Document page data

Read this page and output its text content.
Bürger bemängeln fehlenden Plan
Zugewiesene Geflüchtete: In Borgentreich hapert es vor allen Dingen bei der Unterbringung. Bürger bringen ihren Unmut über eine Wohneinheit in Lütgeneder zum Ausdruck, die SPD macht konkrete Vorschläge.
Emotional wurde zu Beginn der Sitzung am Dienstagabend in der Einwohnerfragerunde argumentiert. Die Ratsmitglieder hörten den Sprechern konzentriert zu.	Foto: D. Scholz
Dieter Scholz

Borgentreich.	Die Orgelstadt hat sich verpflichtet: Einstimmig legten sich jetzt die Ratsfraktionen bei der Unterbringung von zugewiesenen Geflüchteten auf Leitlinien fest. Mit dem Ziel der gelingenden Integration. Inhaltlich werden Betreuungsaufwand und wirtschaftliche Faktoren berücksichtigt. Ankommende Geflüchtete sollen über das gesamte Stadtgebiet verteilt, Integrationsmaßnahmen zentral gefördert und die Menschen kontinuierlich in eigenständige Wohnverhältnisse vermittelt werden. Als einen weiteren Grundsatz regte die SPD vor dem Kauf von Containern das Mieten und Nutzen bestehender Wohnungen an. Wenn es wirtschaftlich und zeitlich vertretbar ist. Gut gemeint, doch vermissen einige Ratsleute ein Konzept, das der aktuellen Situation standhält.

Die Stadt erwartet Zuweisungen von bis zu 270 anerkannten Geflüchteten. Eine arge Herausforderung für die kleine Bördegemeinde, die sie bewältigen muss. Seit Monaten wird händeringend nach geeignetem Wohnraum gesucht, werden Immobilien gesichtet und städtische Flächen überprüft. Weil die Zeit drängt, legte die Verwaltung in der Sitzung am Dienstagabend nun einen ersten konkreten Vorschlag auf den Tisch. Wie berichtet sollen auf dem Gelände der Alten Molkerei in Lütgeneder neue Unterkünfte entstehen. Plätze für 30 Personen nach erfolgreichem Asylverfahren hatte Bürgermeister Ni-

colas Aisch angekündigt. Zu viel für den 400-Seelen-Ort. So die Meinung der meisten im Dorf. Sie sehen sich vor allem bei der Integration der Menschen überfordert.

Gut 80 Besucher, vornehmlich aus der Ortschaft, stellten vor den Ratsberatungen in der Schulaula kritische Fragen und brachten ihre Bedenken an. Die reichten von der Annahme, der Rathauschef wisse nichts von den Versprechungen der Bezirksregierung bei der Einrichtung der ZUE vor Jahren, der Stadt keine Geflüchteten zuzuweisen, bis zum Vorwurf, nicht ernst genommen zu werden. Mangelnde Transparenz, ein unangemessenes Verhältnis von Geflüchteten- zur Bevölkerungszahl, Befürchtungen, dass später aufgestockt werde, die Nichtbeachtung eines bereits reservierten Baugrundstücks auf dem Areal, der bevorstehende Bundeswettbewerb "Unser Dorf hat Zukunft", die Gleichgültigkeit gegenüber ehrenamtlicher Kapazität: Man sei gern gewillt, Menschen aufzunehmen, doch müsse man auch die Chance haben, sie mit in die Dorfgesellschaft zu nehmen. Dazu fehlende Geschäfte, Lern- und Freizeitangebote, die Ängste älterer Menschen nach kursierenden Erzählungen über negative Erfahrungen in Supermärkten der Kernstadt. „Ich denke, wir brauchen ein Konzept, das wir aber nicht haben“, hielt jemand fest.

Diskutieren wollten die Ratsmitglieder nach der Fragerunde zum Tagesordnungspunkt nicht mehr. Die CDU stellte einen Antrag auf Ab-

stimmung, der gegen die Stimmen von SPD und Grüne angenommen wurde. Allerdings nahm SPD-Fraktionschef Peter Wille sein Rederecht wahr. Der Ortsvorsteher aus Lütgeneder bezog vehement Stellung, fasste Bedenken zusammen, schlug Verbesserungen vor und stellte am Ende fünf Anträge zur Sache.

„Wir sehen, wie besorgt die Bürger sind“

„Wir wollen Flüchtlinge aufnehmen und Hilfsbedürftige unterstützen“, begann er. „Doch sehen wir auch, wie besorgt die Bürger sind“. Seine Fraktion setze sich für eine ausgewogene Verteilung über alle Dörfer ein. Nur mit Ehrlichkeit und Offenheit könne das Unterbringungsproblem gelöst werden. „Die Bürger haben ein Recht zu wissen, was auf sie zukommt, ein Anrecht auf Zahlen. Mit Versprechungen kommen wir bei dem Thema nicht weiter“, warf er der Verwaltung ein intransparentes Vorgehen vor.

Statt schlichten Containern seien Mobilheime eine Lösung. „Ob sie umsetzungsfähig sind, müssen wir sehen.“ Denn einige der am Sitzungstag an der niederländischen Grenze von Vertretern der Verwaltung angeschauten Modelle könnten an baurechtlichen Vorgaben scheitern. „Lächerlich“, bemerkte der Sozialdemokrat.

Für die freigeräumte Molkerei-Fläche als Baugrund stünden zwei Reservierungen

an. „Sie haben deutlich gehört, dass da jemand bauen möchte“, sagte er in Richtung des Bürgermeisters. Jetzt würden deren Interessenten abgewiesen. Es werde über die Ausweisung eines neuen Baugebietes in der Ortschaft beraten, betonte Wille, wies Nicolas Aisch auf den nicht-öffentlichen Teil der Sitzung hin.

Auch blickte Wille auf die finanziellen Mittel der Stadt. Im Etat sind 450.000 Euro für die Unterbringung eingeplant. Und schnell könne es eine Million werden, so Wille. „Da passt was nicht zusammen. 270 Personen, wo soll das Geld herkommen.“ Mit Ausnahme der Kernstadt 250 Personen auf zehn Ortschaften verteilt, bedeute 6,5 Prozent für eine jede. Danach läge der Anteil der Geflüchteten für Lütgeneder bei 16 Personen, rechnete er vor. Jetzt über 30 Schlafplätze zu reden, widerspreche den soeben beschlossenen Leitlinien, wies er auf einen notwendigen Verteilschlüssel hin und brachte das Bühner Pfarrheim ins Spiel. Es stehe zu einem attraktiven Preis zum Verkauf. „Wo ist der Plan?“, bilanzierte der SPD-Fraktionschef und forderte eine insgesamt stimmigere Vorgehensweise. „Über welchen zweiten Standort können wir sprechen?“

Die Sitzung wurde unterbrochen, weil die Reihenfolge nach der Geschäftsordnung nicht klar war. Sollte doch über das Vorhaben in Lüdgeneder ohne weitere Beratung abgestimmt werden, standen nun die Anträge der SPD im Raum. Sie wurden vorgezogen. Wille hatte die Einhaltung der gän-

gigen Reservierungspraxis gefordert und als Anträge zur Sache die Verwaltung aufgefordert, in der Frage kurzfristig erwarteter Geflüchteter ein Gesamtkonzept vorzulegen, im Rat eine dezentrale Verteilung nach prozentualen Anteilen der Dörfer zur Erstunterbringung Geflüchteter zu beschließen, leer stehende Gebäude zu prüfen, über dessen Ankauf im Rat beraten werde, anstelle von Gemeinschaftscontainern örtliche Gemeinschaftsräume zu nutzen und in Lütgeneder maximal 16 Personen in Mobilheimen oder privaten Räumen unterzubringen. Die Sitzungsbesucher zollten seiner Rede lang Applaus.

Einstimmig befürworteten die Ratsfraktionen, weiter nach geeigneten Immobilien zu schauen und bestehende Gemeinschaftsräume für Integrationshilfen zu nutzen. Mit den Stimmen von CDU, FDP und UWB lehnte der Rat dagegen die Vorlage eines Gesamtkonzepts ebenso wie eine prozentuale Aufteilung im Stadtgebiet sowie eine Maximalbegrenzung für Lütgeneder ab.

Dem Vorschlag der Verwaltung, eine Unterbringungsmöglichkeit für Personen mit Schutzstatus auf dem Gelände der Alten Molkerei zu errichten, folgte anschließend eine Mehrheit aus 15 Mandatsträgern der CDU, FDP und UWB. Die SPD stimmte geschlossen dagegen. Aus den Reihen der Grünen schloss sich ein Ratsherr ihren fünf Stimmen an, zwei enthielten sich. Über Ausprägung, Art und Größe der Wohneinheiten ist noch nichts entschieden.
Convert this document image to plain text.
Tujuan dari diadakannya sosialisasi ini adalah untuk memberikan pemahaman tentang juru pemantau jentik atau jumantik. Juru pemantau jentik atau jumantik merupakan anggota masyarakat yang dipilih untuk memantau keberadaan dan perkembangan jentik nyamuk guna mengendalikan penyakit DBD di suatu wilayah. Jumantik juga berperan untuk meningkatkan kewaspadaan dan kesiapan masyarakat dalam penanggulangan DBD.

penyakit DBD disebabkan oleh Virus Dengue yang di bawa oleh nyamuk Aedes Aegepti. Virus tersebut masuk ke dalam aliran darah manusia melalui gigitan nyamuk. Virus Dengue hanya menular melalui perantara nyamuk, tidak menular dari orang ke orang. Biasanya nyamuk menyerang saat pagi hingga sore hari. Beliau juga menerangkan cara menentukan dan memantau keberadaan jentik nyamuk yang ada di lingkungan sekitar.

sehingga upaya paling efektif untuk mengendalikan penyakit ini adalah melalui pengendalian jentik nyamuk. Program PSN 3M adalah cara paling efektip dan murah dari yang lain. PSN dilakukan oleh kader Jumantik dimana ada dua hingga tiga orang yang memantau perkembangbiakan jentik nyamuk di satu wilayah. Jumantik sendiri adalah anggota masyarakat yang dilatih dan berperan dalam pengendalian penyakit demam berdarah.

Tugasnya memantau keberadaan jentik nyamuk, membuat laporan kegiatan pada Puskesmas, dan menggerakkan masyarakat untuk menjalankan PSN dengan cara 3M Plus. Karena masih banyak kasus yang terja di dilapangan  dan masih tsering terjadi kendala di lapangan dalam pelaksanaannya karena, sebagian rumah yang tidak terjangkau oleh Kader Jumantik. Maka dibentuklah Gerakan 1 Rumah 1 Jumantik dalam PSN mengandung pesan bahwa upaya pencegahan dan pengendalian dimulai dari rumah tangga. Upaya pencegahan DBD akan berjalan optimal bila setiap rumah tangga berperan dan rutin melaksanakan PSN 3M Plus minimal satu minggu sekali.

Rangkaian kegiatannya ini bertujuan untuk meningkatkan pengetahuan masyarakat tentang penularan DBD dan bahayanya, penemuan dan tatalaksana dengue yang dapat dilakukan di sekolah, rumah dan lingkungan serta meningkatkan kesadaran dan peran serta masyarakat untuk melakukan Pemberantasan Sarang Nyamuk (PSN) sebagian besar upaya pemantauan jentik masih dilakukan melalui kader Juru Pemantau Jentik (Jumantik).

_PROBLEM REQUIREMENTS_
Reproduce the lines from the one with "Convert this document image to plain text." to the end of the data exactly, leaving out every earlier line.

_EXERCISE RESPONSE_
Convert this document image to plain text.
Tujuan dari diadakannya sosialisasi ini adalah untuk memberikan pemahaman tentang juru pemantau jentik atau jumantik. Juru pemantau jentik atau jumantik merupakan anggota masyarakat yang dipilih untuk memantau keberadaan dan perkembangan jentik nyamuk guna mengendalikan penyakit DBD di suatu wilayah. Jumantik juga berperan untuk meningkatkan kewaspadaan dan kesiapan masyarakat dalam penanggulangan DBD.

penyakit DBD disebabkan oleh Virus Dengue yang di bawa oleh nyamuk Aedes Aegepti. Virus tersebut masuk ke dalam aliran darah manusia melalui gigitan nyamuk. Virus Dengue hanya menular melalui perantara nyamuk, tidak menular dari orang ke orang. Biasanya nyamuk menyerang saat pagi hingga sore hari. Beliau juga menerangkan cara menentukan dan memantau keberadaan jentik nyamuk yang ada di lingkungan sekitar.

sehingga upaya paling efektif untuk mengendalikan penyakit ini adalah melalui pengendalian jentik nyamuk. Program PSN 3M adalah cara paling efektip dan murah dari yang lain. PSN dilakukan oleh kader Jumantik dimana ada dua hingga tiga orang yang memantau perkembangbiakan jentik nyamuk di satu wilayah. Jumantik sendiri adalah anggota masyarakat yang dilatih dan berperan dalam pengendalian penyakit demam berdarah.

Tugasnya memantau keberadaan jentik nyamuk, membuat laporan kegiatan pada Puskesmas, dan menggerakkan masyarakat untuk menjalankan PSN dengan cara 3M Plus. Karena masih banyak kasus yang terja di dilapangan  dan masih tsering terjadi kendala di lapangan dalam pelaksanaannya karena, sebagian rumah yang tidak terjangkau oleh Kader Jumantik. Maka dibentuklah Gerakan 1 Rumah 1 Jumantik dalam PSN mengandung pesan bahwa upaya pencegahan dan pengendalian dimulai dari rumah tangga. Upaya pencegahan DBD akan berjalan optimal bila setiap rumah tangga berperan dan rutin melaksanakan PSN 3M Plus minimal satu minggu sekali.

Rangkaian kegiatannya ini bertujuan untuk meningkatkan pengetahuan masyarakat tentang penularan DBD dan bahayanya, penemuan dan tatalaksana dengue yang dapat dilakukan di sekolah, rumah dan lingkungan serta meningkatkan kesadaran dan peran serta masyarakat untuk melakukan Pemberantasan Sarang Nyamuk (PSN) sebagian besar upaya pemantauan jentik masih dilakukan melalui kader Juru Pemantau Jentik (Jumantik).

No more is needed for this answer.